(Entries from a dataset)
— begin —

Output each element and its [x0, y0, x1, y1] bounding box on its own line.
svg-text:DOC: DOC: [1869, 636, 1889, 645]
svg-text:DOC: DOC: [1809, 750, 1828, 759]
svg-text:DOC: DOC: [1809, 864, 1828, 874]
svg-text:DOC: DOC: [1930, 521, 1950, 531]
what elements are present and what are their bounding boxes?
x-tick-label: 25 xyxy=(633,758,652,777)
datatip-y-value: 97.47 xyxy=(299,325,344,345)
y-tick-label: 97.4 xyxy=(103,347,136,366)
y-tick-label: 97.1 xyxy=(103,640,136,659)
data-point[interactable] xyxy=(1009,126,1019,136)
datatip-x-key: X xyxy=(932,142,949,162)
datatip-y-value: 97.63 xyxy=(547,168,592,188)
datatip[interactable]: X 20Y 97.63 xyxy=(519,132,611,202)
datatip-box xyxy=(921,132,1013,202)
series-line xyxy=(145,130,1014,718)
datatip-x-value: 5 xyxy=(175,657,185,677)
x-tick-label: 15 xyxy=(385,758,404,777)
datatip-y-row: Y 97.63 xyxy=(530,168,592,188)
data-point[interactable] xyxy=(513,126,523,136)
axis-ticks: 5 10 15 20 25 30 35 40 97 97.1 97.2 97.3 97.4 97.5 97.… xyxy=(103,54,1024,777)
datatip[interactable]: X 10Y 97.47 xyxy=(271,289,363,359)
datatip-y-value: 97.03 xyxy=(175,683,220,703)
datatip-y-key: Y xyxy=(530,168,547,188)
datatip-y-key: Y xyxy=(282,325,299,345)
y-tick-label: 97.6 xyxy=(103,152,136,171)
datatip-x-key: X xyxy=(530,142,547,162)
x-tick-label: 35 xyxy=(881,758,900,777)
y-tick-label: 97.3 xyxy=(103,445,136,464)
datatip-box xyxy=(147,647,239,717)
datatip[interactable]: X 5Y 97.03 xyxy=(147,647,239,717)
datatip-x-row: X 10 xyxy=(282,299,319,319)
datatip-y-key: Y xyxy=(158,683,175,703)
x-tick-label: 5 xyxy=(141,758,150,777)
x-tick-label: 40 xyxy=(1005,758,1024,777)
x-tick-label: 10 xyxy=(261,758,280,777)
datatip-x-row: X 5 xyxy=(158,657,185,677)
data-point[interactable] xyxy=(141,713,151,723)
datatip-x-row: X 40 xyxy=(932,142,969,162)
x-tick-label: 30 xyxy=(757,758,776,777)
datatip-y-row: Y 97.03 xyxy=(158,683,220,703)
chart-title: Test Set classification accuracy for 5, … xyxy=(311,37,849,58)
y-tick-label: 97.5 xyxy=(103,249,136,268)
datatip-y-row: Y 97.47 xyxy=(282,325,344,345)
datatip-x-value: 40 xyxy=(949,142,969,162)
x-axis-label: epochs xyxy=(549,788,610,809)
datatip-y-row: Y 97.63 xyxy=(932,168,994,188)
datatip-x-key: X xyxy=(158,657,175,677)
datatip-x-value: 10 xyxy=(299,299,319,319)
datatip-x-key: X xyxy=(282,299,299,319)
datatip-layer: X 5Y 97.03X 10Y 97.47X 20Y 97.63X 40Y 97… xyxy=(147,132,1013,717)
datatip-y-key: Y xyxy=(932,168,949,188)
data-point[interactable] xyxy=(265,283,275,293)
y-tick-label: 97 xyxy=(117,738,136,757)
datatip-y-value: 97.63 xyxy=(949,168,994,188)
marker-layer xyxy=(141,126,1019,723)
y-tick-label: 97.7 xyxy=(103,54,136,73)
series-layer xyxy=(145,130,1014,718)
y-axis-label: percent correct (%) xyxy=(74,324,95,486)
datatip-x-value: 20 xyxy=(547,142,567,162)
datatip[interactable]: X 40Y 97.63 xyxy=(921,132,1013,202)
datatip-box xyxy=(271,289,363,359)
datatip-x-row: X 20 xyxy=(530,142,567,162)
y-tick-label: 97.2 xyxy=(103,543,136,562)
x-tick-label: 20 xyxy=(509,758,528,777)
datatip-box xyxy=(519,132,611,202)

— end —

**Given problem:**
Reproduce all the entries above, swapping "epochs" for "training iterations" and leaving everything else unchanged.

**Answer:**
Output each element and its [x0, y0, x1, y1] bounding box on its own line.
svg-text:DOC: DOC: [1869, 636, 1889, 645]
svg-text:DOC: DOC: [1809, 750, 1828, 759]
svg-text:DOC: DOC: [1809, 864, 1828, 874]
svg-text:DOC: DOC: [1930, 521, 1950, 531]
what elements are present and what are their bounding boxes?
x-tick-label: 25 xyxy=(633,758,652,777)
datatip-y-value: 97.47 xyxy=(299,325,344,345)
y-tick-label: 97.4 xyxy=(103,347,136,366)
y-tick-label: 97.1 xyxy=(103,640,136,659)
data-point[interactable] xyxy=(1009,126,1019,136)
datatip-x-key: X xyxy=(932,142,949,162)
datatip-y-value: 97.63 xyxy=(547,168,592,188)
datatip[interactable]: X 20Y 97.63 xyxy=(519,132,611,202)
datatip-box xyxy=(921,132,1013,202)
series-line xyxy=(145,130,1014,718)
datatip-x-value: 5 xyxy=(175,657,185,677)
x-tick-label: 15 xyxy=(385,758,404,777)
datatip-y-row: Y 97.63 xyxy=(530,168,592,188)
data-point[interactable] xyxy=(513,126,523,136)
axis-ticks: 5 10 15 20 25 30 35 40 97 97.1 97.2 97.3 97.4 97.5 97.… xyxy=(103,54,1024,777)
datatip[interactable]: X 10Y 97.47 xyxy=(271,289,363,359)
datatip-y-value: 97.03 xyxy=(175,683,220,703)
datatip-y-key: Y xyxy=(530,168,547,188)
datatip-y-key: Y xyxy=(282,325,299,345)
y-tick-label: 97.6 xyxy=(103,152,136,171)
datatip-x-key: X xyxy=(530,142,547,162)
x-tick-label: 35 xyxy=(881,758,900,777)
y-tick-label: 97.3 xyxy=(103,445,136,464)
datatip-box xyxy=(147,647,239,717)
datatip[interactable]: X 5Y 97.03 xyxy=(147,647,239,717)
datatip-x-row: X 10 xyxy=(282,299,319,319)
datatip-y-key: Y xyxy=(158,683,175,703)
x-tick-label: 5 xyxy=(141,758,150,777)
x-tick-label: 40 xyxy=(1005,758,1024,777)
x-tick-label: 10 xyxy=(261,758,280,777)
datatip-x-row: X 5 xyxy=(158,657,185,677)
data-point[interactable] xyxy=(141,713,151,723)
datatip-x-row: X 40 xyxy=(932,142,969,162)
x-tick-label: 30 xyxy=(757,758,776,777)
datatip-y-row: Y 97.03 xyxy=(158,683,220,703)
chart-title: Test Set classification accuracy for 5, … xyxy=(311,37,849,58)
y-tick-label: 97.5 xyxy=(103,249,136,268)
datatip-y-row: Y 97.47 xyxy=(282,325,344,345)
datatip-x-value: 40 xyxy=(949,142,969,162)
x-axis-label: training iterations xyxy=(549,788,610,809)
datatip-y-row: Y 97.63 xyxy=(932,168,994,188)
datatip-x-key: X xyxy=(158,657,175,677)
datatip-x-value: 10 xyxy=(299,299,319,319)
datatip-x-key: X xyxy=(282,299,299,319)
datatip-layer: X 5Y 97.03X 10Y 97.47X 20Y 97.63X 40Y 97… xyxy=(147,132,1013,717)
datatip-y-key: Y xyxy=(932,168,949,188)
data-point[interactable] xyxy=(265,283,275,293)
y-tick-label: 97 xyxy=(117,738,136,757)
datatip-y-value: 97.63 xyxy=(949,168,994,188)
marker-layer xyxy=(141,126,1019,723)
y-tick-label: 97.7 xyxy=(103,54,136,73)
series-layer xyxy=(145,130,1014,718)
y-axis-label: percent correct (%) xyxy=(74,324,95,486)
datatip-x-value: 20 xyxy=(547,142,567,162)
datatip[interactable]: X 40Y 97.63 xyxy=(921,132,1013,202)
datatip-box xyxy=(271,289,363,359)
datatip-x-row: X 20 xyxy=(530,142,567,162)
y-tick-label: 97.2 xyxy=(103,543,136,562)
x-tick-label: 20 xyxy=(509,758,528,777)
datatip-box xyxy=(519,132,611,202)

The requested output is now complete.